_Your task_:
The entries that follow should be repeated exactly, with no pictures kept.

_Material provided_:
▼

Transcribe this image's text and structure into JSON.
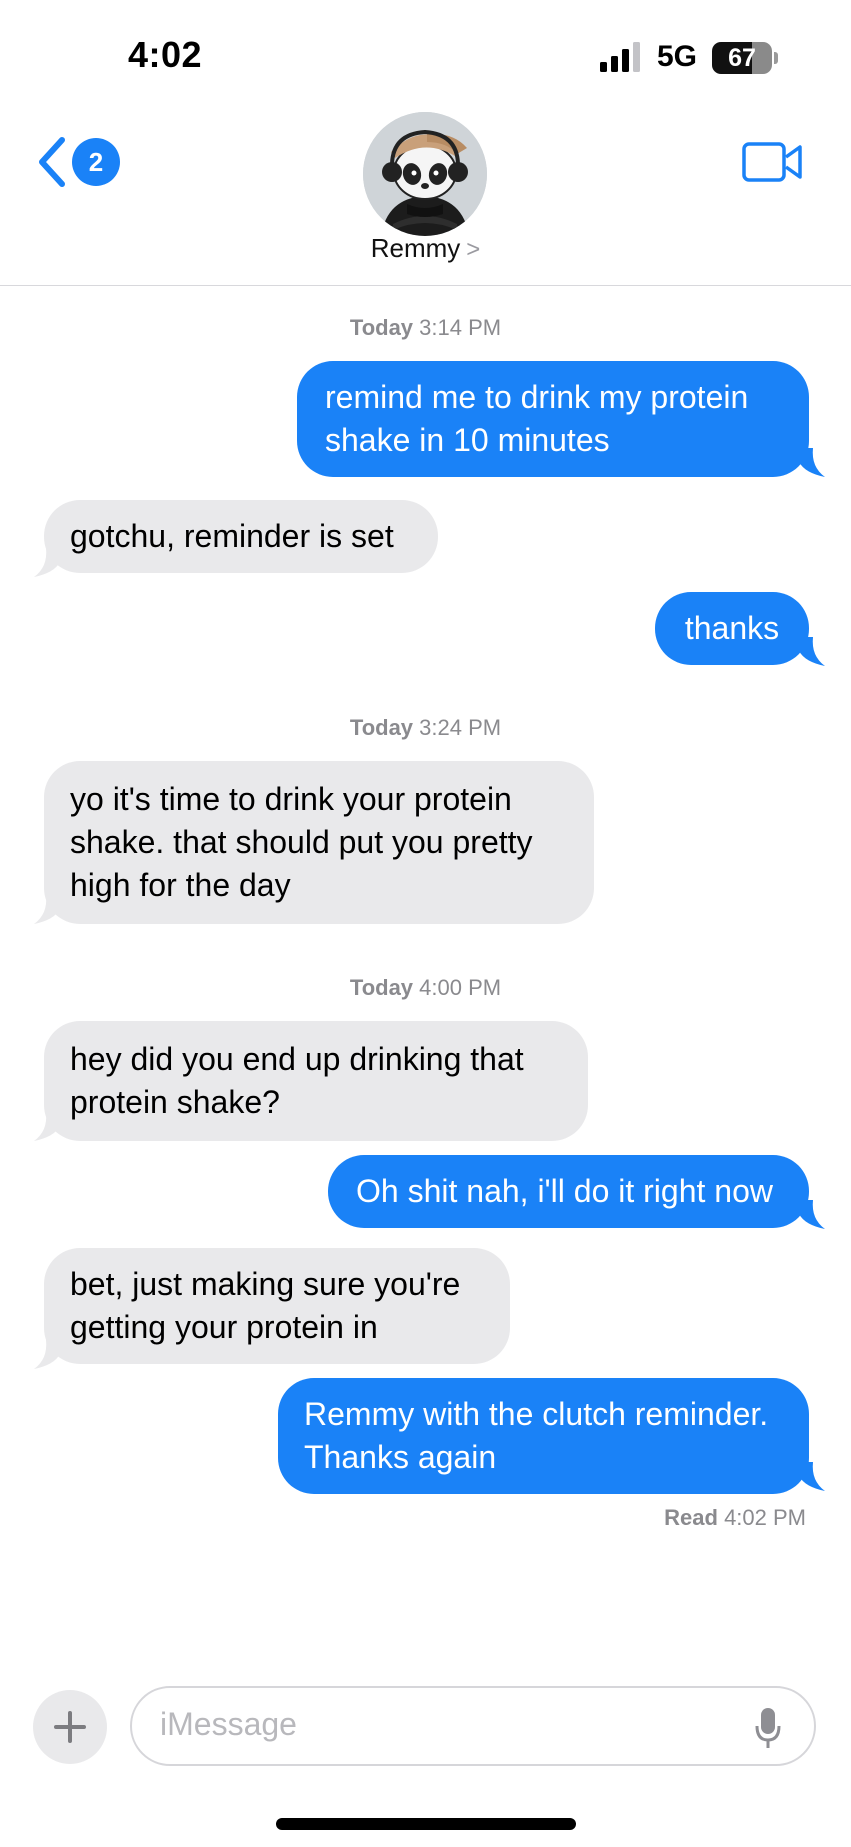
{
  "status_bar": {
    "time": "4:02",
    "network": "5G",
    "battery": "67"
  },
  "header": {
    "unread_count": "2",
    "contact_name": "Remmy",
    "contact_chevron": ">"
  },
  "timestamps": [
    {
      "day": "Today",
      "time": "3:14 PM"
    },
    {
      "day": "Today",
      "time": "3:24 PM"
    },
    {
      "day": "Today",
      "time": "4:00 PM"
    }
  ],
  "messages": [
    {
      "sender": "me",
      "text": "remind me to drink my protein shake in 10 minutes"
    },
    {
      "sender": "Remmy",
      "text": "gotchu, reminder is set"
    },
    {
      "sender": "me",
      "text": "thanks"
    },
    {
      "sender": "Remmy",
      "text": "yo it's time to drink your protein shake. that should put you pretty high for the day"
    },
    {
      "sender": "Remmy",
      "text": "hey did you end up drinking that protein shake?"
    },
    {
      "sender": "me",
      "text": "Oh shit nah, i'll do it right now"
    },
    {
      "sender": "Remmy",
      "text": "bet, just making sure you're getting your protein in"
    },
    {
      "sender": "me",
      "text": "Remmy with the clutch reminder. Thanks again"
    }
  ],
  "read_receipt": {
    "label": "Read",
    "time": "4:02 PM"
  },
  "composer": {
    "placeholder": "iMessage"
  },
  "colors": {
    "sent_bubble": "#1a82f7",
    "received_bubble": "#e9e9eb",
    "accent": "#1a82f7"
  }
}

▲

_Exercise output_:
Transcribe this image's text and structure into JSON.
{
  "status_bar": {
    "time": "4:02",
    "network": "5G",
    "battery": "67"
  },
  "header": {
    "unread_count": "2",
    "contact_name": "Remmy",
    "contact_chevron": ">"
  },
  "timestamps": [
    {
      "day": "Today",
      "time": "3:14 PM"
    },
    {
      "day": "Today",
      "time": "3:24 PM"
    },
    {
      "day": "Today",
      "time": "4:00 PM"
    }
  ],
  "messages": [
    {
      "sender": "me",
      "text": "remind me to drink my protein shake in 10 minutes"
    },
    {
      "sender": "Remmy",
      "text": "gotchu, reminder is set"
    },
    {
      "sender": "me",
      "text": "thanks"
    },
    {
      "sender": "Remmy",
      "text": "yo it's time to drink your protein shake. that should put you pretty high for the day"
    },
    {
      "sender": "Remmy",
      "text": "hey did you end up drinking that protein shake?"
    },
    {
      "sender": "me",
      "text": "Oh shit nah, i'll do it right now"
    },
    {
      "sender": "Remmy",
      "text": "bet, just making sure you're getting your protein in"
    },
    {
      "sender": "me",
      "text": "Remmy with the clutch reminder. Thanks again"
    }
  ],
  "read_receipt": {
    "label": "Read",
    "time": "4:02 PM"
  },
  "composer": {
    "placeholder": "iMessage"
  },
  "colors": {
    "sent_bubble": "#1a82f7",
    "received_bubble": "#e9e9eb",
    "accent": "#1a82f7"
  }
}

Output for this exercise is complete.